__What the task asks__. Copy out each line of the listing that has the word "this" in it.
--- Start Input records ---
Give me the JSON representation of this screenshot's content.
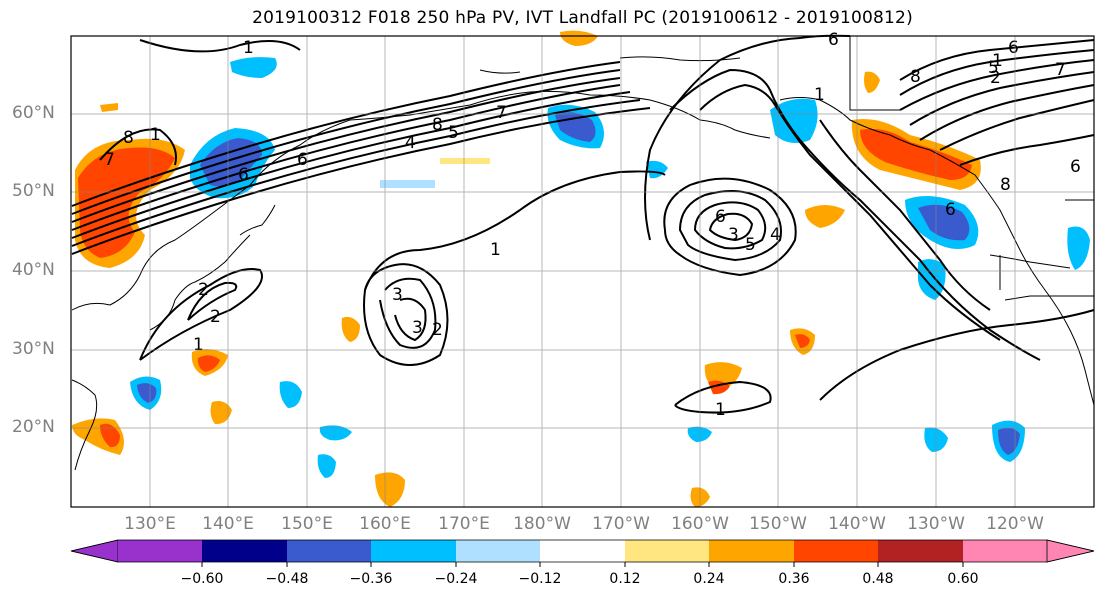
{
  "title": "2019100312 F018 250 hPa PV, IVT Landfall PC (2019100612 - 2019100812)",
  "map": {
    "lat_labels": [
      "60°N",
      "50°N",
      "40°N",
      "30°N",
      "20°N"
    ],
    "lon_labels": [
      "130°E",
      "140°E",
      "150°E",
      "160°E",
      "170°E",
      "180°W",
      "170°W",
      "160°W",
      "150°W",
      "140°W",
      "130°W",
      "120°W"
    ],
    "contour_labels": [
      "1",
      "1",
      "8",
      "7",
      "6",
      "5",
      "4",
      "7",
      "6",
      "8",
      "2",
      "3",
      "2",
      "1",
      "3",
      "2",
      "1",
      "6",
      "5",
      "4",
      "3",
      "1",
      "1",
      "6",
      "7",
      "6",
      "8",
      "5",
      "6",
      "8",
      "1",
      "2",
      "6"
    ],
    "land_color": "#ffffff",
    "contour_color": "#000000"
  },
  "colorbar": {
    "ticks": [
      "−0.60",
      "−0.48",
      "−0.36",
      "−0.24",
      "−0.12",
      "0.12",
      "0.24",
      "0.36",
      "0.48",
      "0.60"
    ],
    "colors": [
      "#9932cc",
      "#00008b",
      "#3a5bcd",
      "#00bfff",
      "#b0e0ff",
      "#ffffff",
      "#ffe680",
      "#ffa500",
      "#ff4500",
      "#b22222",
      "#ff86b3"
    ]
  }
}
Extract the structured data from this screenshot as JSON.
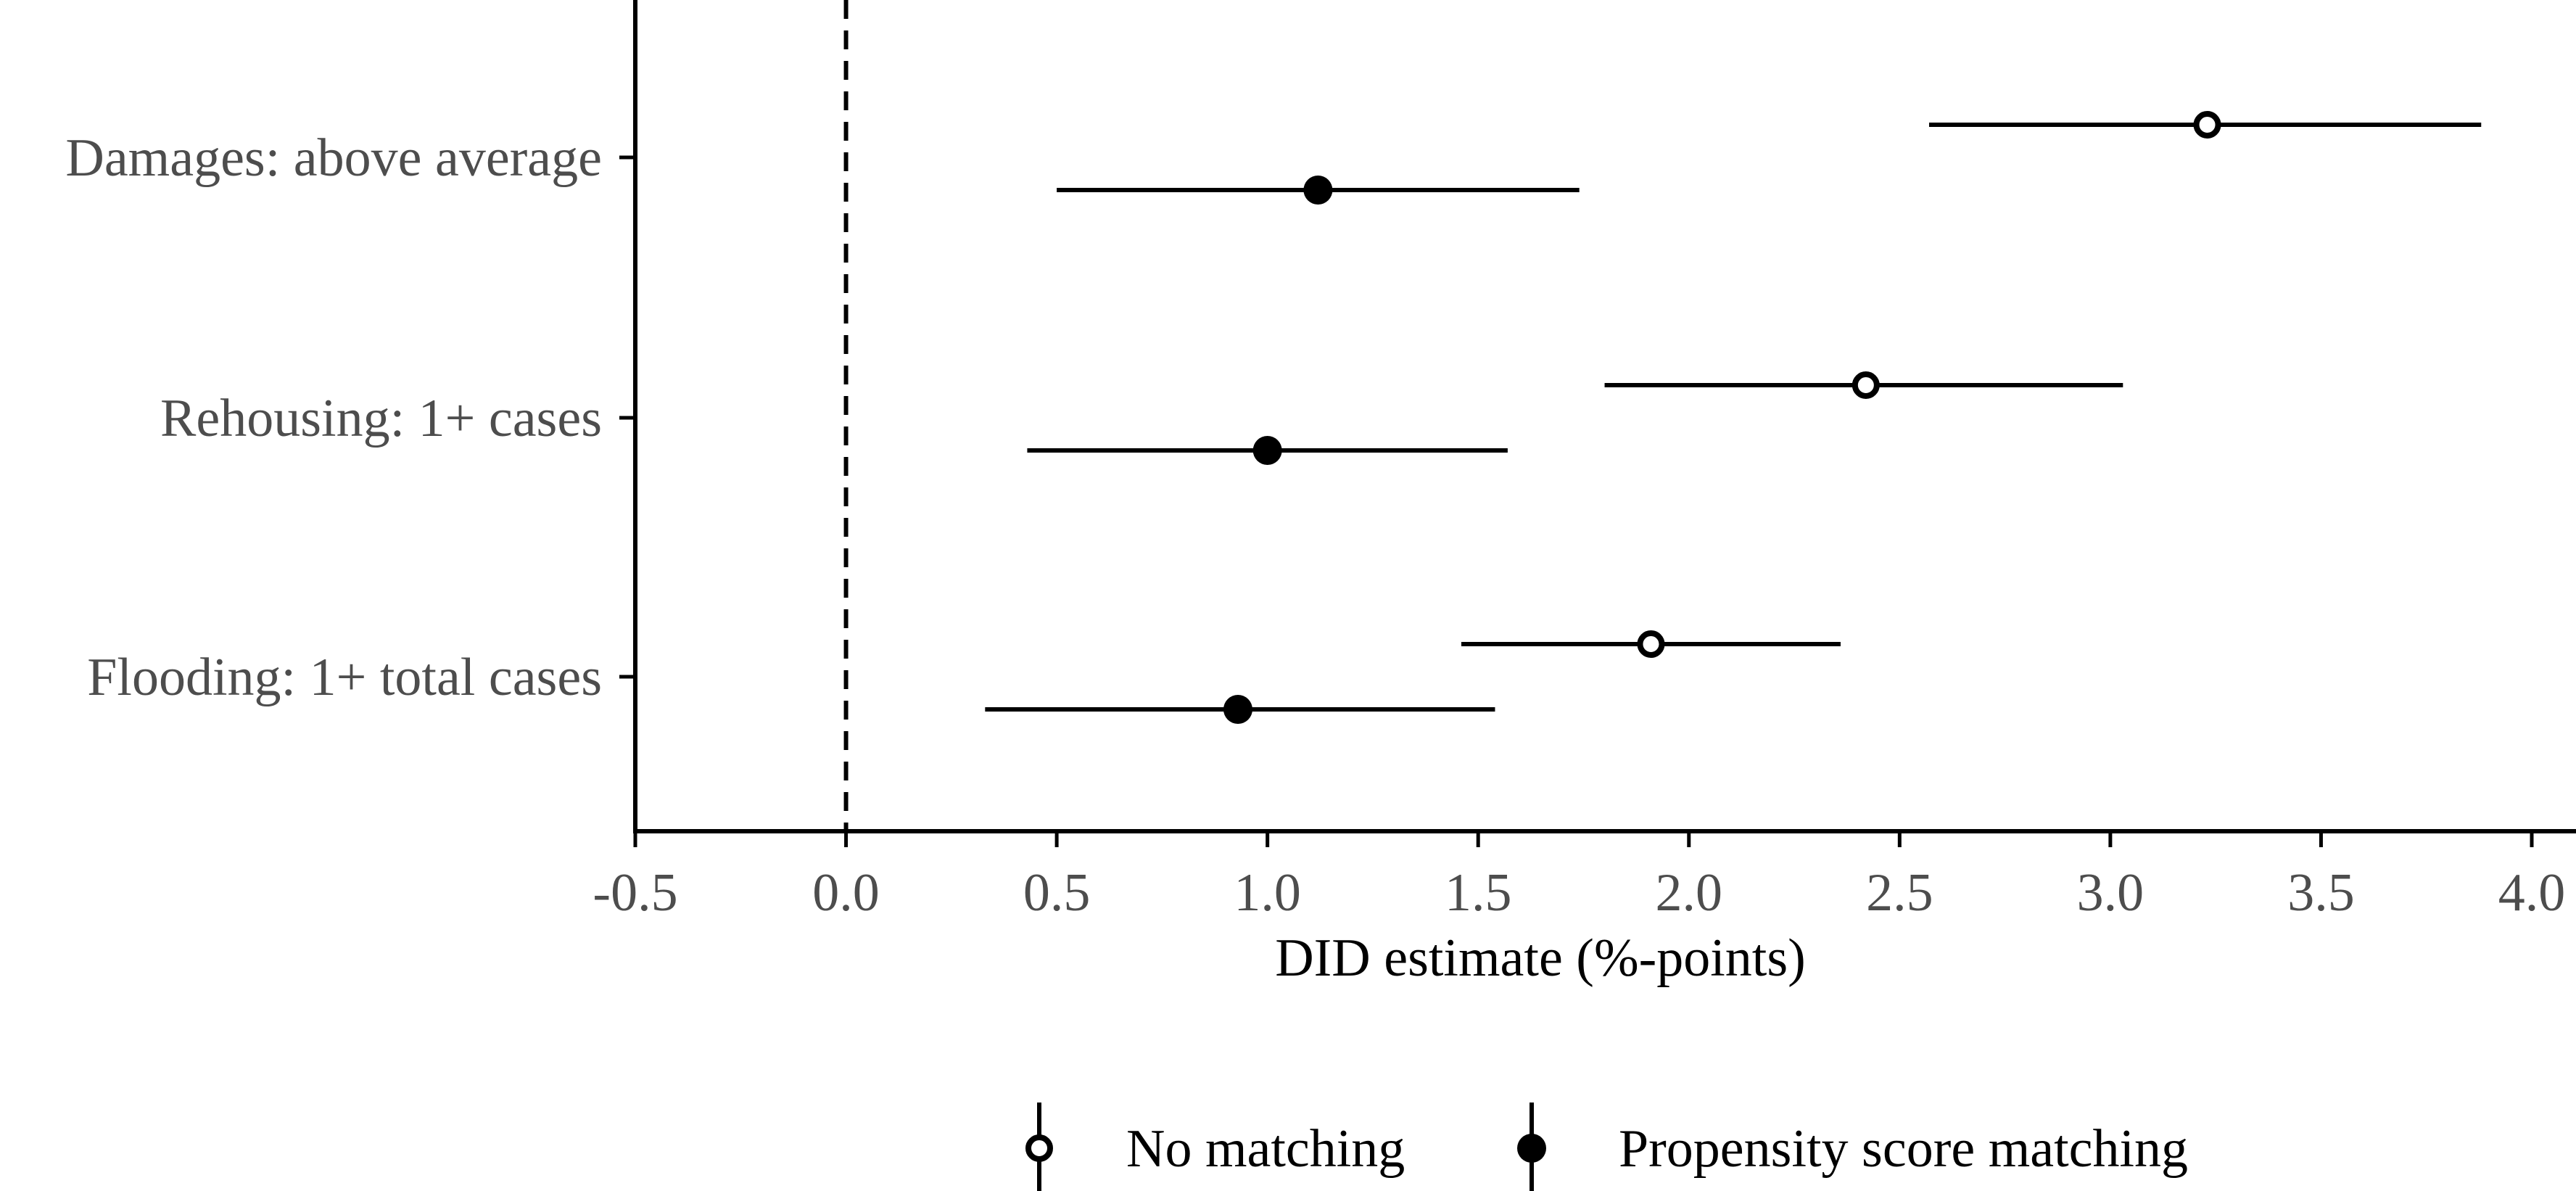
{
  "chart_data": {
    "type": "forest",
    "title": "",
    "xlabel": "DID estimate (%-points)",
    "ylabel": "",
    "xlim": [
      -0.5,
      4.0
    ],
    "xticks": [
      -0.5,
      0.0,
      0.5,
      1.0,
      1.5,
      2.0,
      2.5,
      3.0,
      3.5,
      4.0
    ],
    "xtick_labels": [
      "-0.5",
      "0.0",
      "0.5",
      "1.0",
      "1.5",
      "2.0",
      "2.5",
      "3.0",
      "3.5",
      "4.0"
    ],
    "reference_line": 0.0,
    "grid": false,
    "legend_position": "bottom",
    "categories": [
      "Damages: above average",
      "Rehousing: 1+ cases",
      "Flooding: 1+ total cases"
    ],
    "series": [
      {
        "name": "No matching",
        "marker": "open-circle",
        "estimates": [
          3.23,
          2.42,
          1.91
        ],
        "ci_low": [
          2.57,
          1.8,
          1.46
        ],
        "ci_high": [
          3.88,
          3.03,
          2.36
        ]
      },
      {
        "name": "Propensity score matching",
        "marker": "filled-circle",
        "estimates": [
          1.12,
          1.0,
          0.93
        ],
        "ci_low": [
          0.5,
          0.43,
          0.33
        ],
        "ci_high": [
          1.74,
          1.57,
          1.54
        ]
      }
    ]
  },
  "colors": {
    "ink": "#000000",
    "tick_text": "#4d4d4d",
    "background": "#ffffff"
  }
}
--- End Input records ---
__Answer to the task__.
Give me the JSON representation of this screenshot's content.
Extract the structured data from this screenshot as JSON.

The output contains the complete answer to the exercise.